INSTRUCTIONS FOR THE TASK:
For this task, extract exactly the lines of the data below, from the line containing "Read out every word on this page." through the last one, with pictures left out.

---------- PROVIDED RECORDS ----------

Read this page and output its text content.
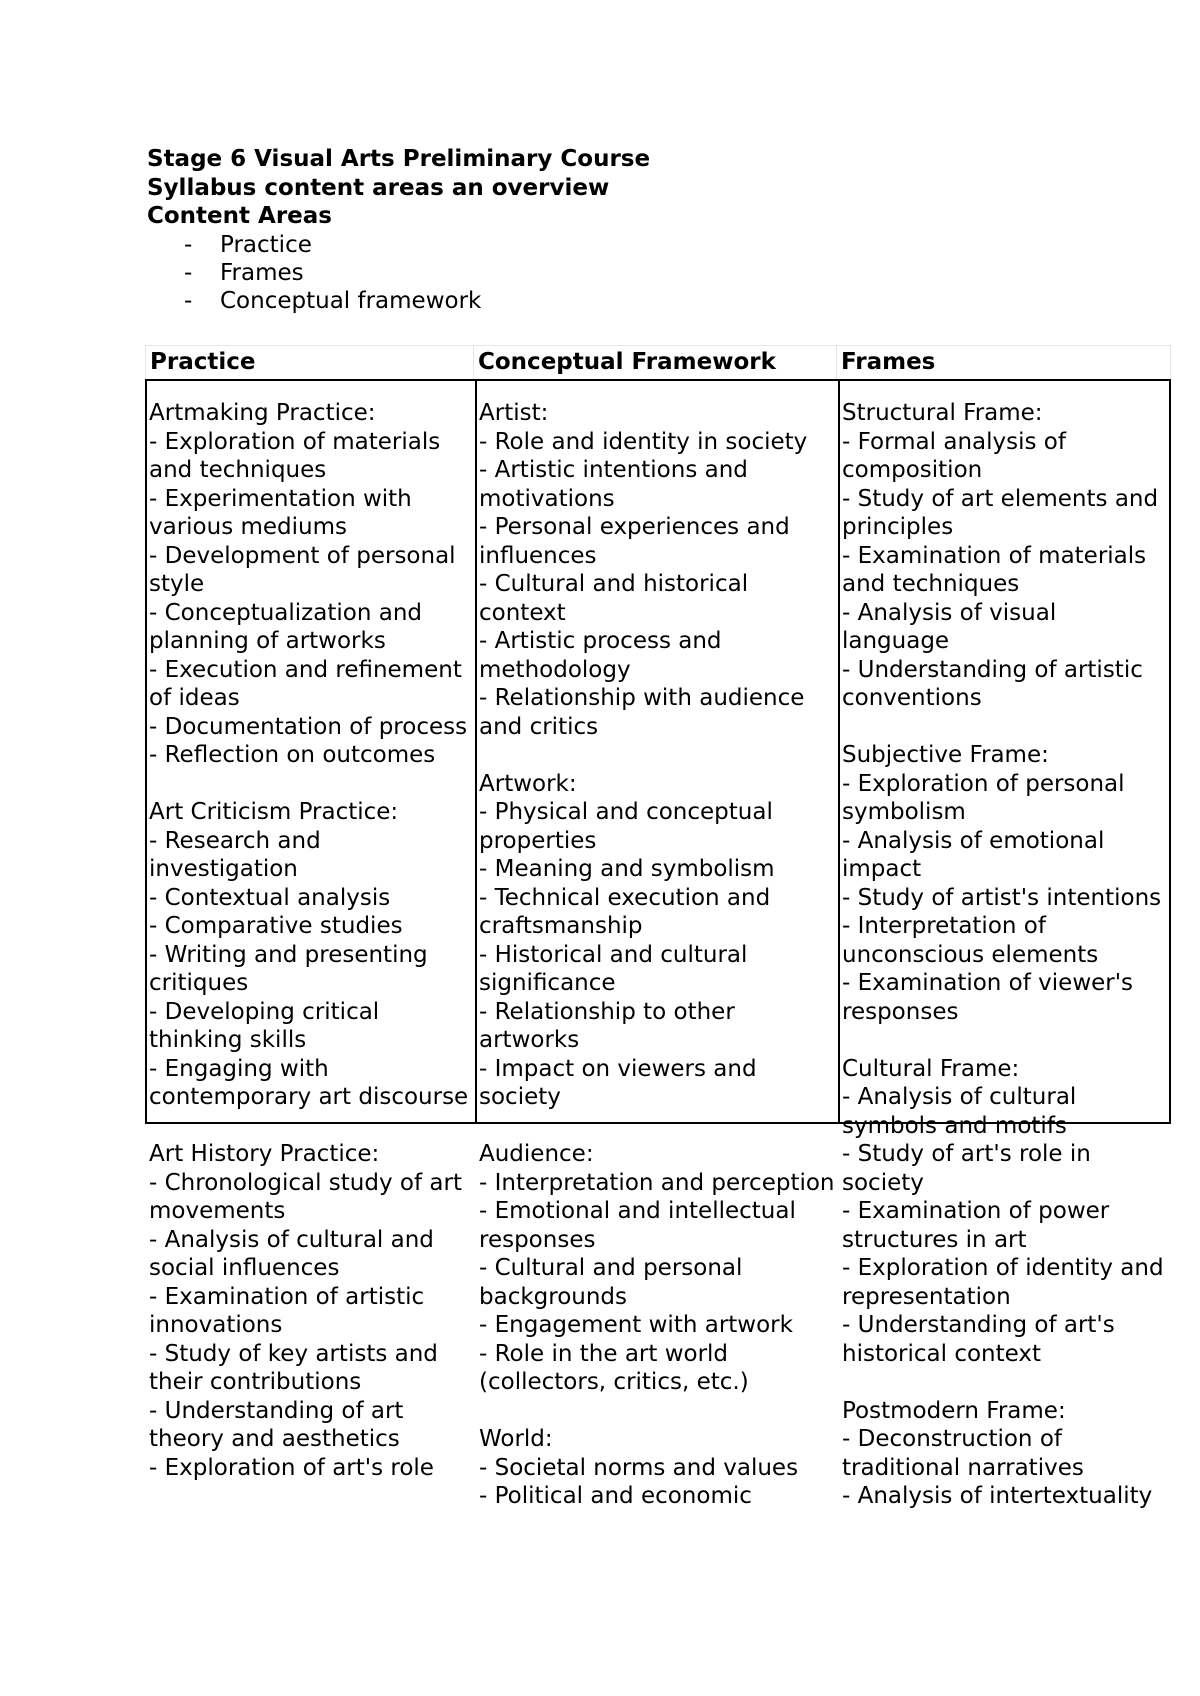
Stage 6 Visual Arts Preliminary Course
Syllabus content areas an overview
Content Areas
- Practice
- Frames
- Conceptual framework
Practice	Conceptual Framework	Frames
Artmaking Practice:
- Exploration of materials and techniques
- Experimentation with various mediums
- Development of personal style
- Conceptualization and planning of artworks
- Execution and refinement of ideas
- Documentation of process
- Reflection on outcomes
Art Criticism Practice:
- Research and investigation
- Contextual analysis
- Comparative studies
- Writing and presenting critiques
- Developing critical thinking skills
- Engaging with contemporary art discourse
Art History Practice:
- Chronological study of art movements
- Analysis of cultural and social influences
- Examination of artistic innovations
- Study of key artists and their contributions
- Understanding of art theory and aesthetics
- Exploration of art's role
Artist:
- Role and identity in society
- Artistic intentions and motivations
- Personal experiences and influences
- Cultural and historical context
- Artistic process and methodology
- Relationship with audience and critics
Artwork:
- Physical and conceptual properties
- Meaning and symbolism
- Technical execution and craftsmanship
- Historical and cultural significance
- Relationship to other artworks
- Impact on viewers and society
Audience:
- Interpretation and perception
- Emotional and intellectual responses
- Cultural and personal backgrounds
- Engagement with artwork
- Role in the art world (collectors, critics, etc.)
World:
- Societal norms and values
- Political and economic
Structural Frame:
- Formal analysis of composition
- Study of art elements and principles
- Examination of materials and techniques
- Analysis of visual language
- Understanding of artistic conventions
Subjective Frame:
- Exploration of personal symbolism
- Analysis of emotional impact
- Study of artist's intentions
- Interpretation of unconscious elements
- Examination of viewer's responses
Cultural Frame:
- Analysis of cultural symbols and motifs
- Study of art's role in society
- Examination of power structures in art
- Exploration of identity and representation
- Understanding of art's historical context
Postmodern Frame:
- Deconstruction of traditional narratives
- Analysis of intertextuality
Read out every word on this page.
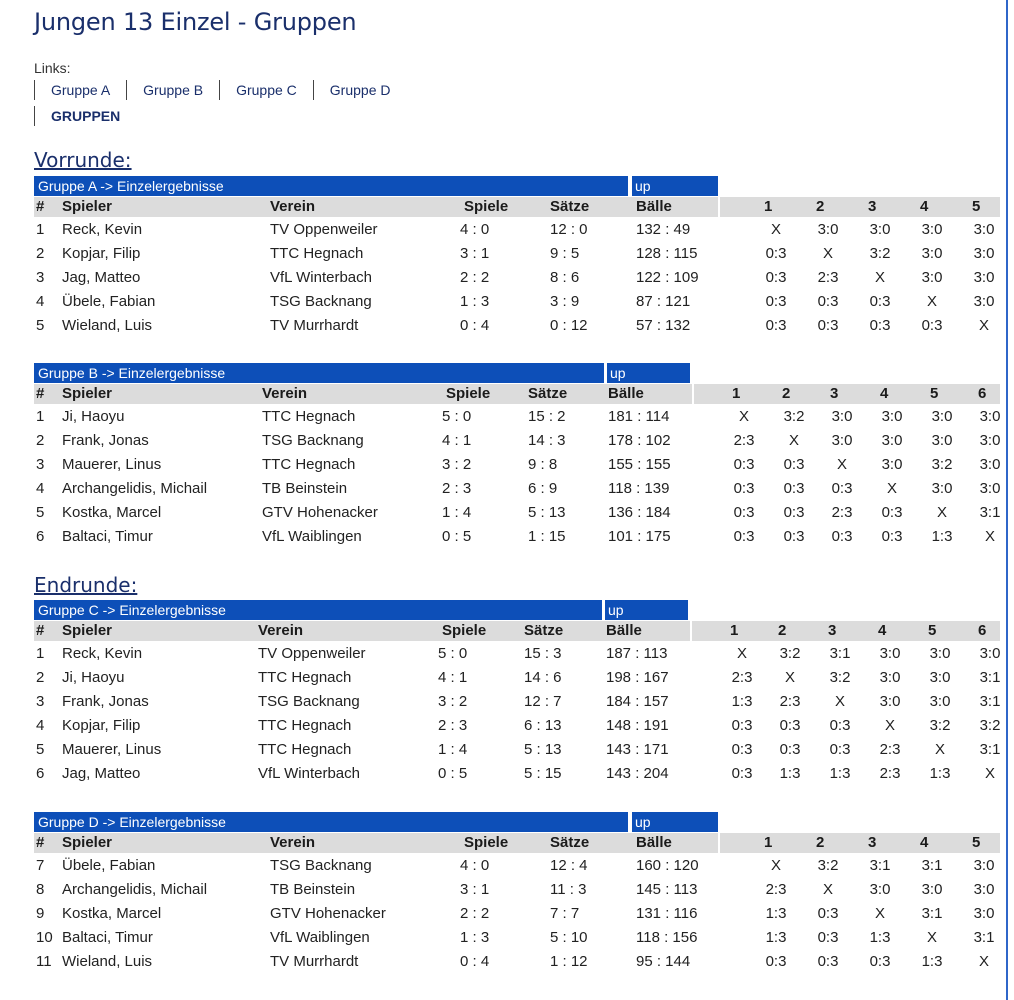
Jungen 13 Einzel - Gruppen
Links:
Gruppe A	Gruppe B	Gruppe C	Gruppe D
GRUPPEN
Vorrunde:
Endrunde:
Gruppe A -> Einzelergebnisse	up
# Spieler	Verein	Spiele	Sätze	Bälle	1	2	3	4	5
1 Reck, Kevin	TV Oppenweiler	4 : 0	12 : 0	132 : 49	X	3:0	3:0	3:0	3:0
2 Kopjar, Filip	TTC Hegnach	3 : 1	9 : 5	128 : 115	0:3	X	3:2	3:0	3:0
3 Jag, Matteo	VfL Winterbach	2 : 2	8 : 6	122 : 109	0:3	2:3	X	3:0	3:0
4 Übele, Fabian	TSG Backnang	1 : 3	3 : 9	87 : 121	0:3	0:3	0:3	X	3:0
5 Wieland, Luis	TV Murrhardt	0 : 4	0 : 12	57 : 132	0:3	0:3	0:3	0:3	X
Gruppe B -> Einzelergebnisse	up
# Spieler	Verein	Spiele	Sätze	Bälle	1	2	3	4	5	6
1 Ji, Haoyu	TTC Hegnach	5 : 0	15 : 2	181 : 114	X	3:2	3:0	3:0	3:0	3:0
2 Frank, Jonas	TSG Backnang	4 : 1	14 : 3	178 : 102	2:3	X	3:0	3:0	3:0	3:0
3 Mauerer, Linus	TTC Hegnach	3 : 2	9 : 8	155 : 155	0:3	0:3	X	3:0	3:2	3:0
4 Archangelidis, Michail	TB Beinstein	2 : 3	6 : 9	118 : 139	0:3	0:3	0:3	X	3:0	3:0
5 Kostka, Marcel	GTV Hohenacker	1 : 4	5 : 13	136 : 184	0:3	0:3	2:3	0:3	X	3:1
6 Baltaci, Timur	VfL Waiblingen	0 : 5	1 : 15	101 : 175	0:3	0:3	0:3	0:3	1:3	X
Gruppe C -> Einzelergebnisse	up
# Spieler	Verein	Spiele	Sätze	Bälle	1	2	3	4	5	6
1 Reck, Kevin	TV Oppenweiler	5 : 0	15 : 3	187 : 113	X	3:2	3:1	3:0	3:0	3:0
2 Ji, Haoyu	TTC Hegnach	4 : 1	14 : 6	198 : 167	2:3	X	3:2	3:0	3:0	3:1
3 Frank, Jonas	TSG Backnang	3 : 2	12 : 7	184 : 157	1:3	2:3	X	3:0	3:0	3:1
4 Kopjar, Filip	TTC Hegnach	2 : 3	6 : 13	148 : 191	0:3	0:3	0:3	X	3:2	3:2
5 Mauerer, Linus	TTC Hegnach	1 : 4	5 : 13	143 : 171	0:3	0:3	0:3	2:3	X	3:1
6 Jag, Matteo	VfL Winterbach	0 : 5	5 : 15	143 : 204	0:3	1:3	1:3	2:3	1:3	X
Gruppe D -> Einzelergebnisse	up
# Spieler	Verein	Spiele	Sätze	Bälle	1	2	3	4	5
7 Übele, Fabian	TSG Backnang	4 : 0	12 : 4	160 : 120	X	3:2	3:1	3:1	3:0
8 Archangelidis, Michail	TB Beinstein	3 : 1	11 : 3	145 : 113	2:3	X	3:0	3:0	3:0
9 Kostka, Marcel	GTV Hohenacker	2 : 2	7 : 7	131 : 116	1:3	0:3	X	3:1	3:0
10 Baltaci, Timur	VfL Waiblingen	1 : 3	5 : 10	118 : 156	1:3	0:3	1:3	X	3:1
11 Wieland, Luis	TV Murrhardt	0 : 4	1 : 12	95 : 144	0:3	0:3	0:3	1:3	X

----------

CORRECT RESULT:
Read out every word on this page.
Jungen 13 Einzel - Gruppen
Links:
Gruppe A	Gruppe B	Gruppe C	Gruppe D
GRUPPEN
Vorrunde:
Endrunde:
Gruppe A -> Einzelergebnisse	up
# Spieler	Verein	Spiele	Sätze	Bälle	1	2	3	4	5
1 Reck, Kevin	TV Oppenweiler	4 : 0	12 : 0	132 : 49	X	3:0	3:0	3:0	3:0
2 Kopjar, Filip	TTC Hegnach	3 : 1	9 : 5	128 : 115	0:3	X	3:2	3:0	3:0
3 Jag, Matteo	VfL Winterbach	2 : 2	8 : 6	122 : 109	0:3	2:3	X	3:0	3:0
4 Übele, Fabian	TSG Backnang	1 : 3	3 : 9	87 : 121	0:3	0:3	0:3	X	3:0
5 Wieland, Luis	TV Murrhardt	0 : 4	0 : 12	57 : 132	0:3	0:3	0:3	0:3	X
Gruppe B -> Einzelergebnisse	up
# Spieler	Verein	Spiele	Sätze	Bälle	1	2	3	4	5	6
1 Ji, Haoyu	TTC Hegnach	5 : 0	15 : 2	181 : 114	X	3:2	3:0	3:0	3:0	3:0
2 Frank, Jonas	TSG Backnang	4 : 1	14 : 3	178 : 102	2:3	X	3:0	3:0	3:0	3:0
3 Mauerer, Linus	TTC Hegnach	3 : 2	9 : 8	155 : 155	0:3	0:3	X	3:0	3:2	3:0
4 Archangelidis, Michail	TB Beinstein	2 : 3	6 : 9	118 : 139	0:3	0:3	0:3	X	3:0	3:0
5 Kostka, Marcel	GTV Hohenacker	1 : 4	5 : 13	136 : 184	0:3	0:3	2:3	0:3	X	3:1
6 Baltaci, Timur	VfL Waiblingen	0 : 5	1 : 15	101 : 175	0:3	0:3	0:3	0:3	1:3	X
Gruppe C -> Einzelergebnisse	up
# Spieler	Verein	Spiele	Sätze	Bälle	1	2	3	4	5	6
1 Reck, Kevin	TV Oppenweiler	5 : 0	15 : 3	187 : 113	X	3:2	3:1	3:0	3:0	3:0
2 Ji, Haoyu	TTC Hegnach	4 : 1	14 : 6	198 : 167	2:3	X	3:2	3:0	3:0	3:1
3 Frank, Jonas	TSG Backnang	3 : 2	12 : 7	184 : 157	1:3	2:3	X	3:0	3:0	3:1
4 Kopjar, Filip	TTC Hegnach	2 : 3	6 : 13	148 : 191	0:3	0:3	0:3	X	3:2	3:2
5 Mauerer, Linus	TTC Hegnach	1 : 4	5 : 13	143 : 171	0:3	0:3	0:3	2:3	X	3:1
6 Jag, Matteo	VfL Winterbach	0 : 5	5 : 15	143 : 204	0:3	1:3	1:3	2:3	1:3	X
Gruppe D -> Einzelergebnisse	up
# Spieler	Verein	Spiele	Sätze	Bälle	1	2	3	4	5
7 Übele, Fabian	TSG Backnang	4 : 0	12 : 4	160 : 120	X	3:2	3:1	3:1	3:0
8 Archangelidis, Michail	TB Beinstein	3 : 1	11 : 3	145 : 113	2:3	X	3:0	3:0	3:0
9 Kostka, Marcel	GTV Hohenacker	2 : 2	7 : 7	131 : 116	1:3	0:3	X	3:1	3:0
10 Baltaci, Timur	VfL Waiblingen	1 : 3	5 : 10	118 : 156	1:3	0:3	1:3	X	3:1
11 Wieland, Luis	TV Murrhardt	0 : 4	1 : 12	95 : 144	0:3	0:3	0:3	1:3	X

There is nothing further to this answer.